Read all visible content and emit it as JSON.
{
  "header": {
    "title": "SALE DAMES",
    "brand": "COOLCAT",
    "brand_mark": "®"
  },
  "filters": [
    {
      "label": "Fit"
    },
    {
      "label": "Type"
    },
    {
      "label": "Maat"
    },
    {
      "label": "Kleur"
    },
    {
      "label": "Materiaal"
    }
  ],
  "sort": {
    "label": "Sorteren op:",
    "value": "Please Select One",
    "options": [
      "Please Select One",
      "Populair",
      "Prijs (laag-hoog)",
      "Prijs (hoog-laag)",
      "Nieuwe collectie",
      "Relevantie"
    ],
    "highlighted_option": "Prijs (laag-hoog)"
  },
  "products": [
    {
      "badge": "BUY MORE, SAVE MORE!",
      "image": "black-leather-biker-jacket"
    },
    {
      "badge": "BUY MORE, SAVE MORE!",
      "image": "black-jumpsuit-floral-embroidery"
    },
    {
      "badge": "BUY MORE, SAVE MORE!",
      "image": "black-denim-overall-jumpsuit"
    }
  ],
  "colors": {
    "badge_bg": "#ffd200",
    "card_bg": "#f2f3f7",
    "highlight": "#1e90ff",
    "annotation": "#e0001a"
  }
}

######

*WORK TO COMPLETE:*
Work out how many lines of the listing above include "Please". Answer with the number and nothing more.

*FINISHED TASK:*
2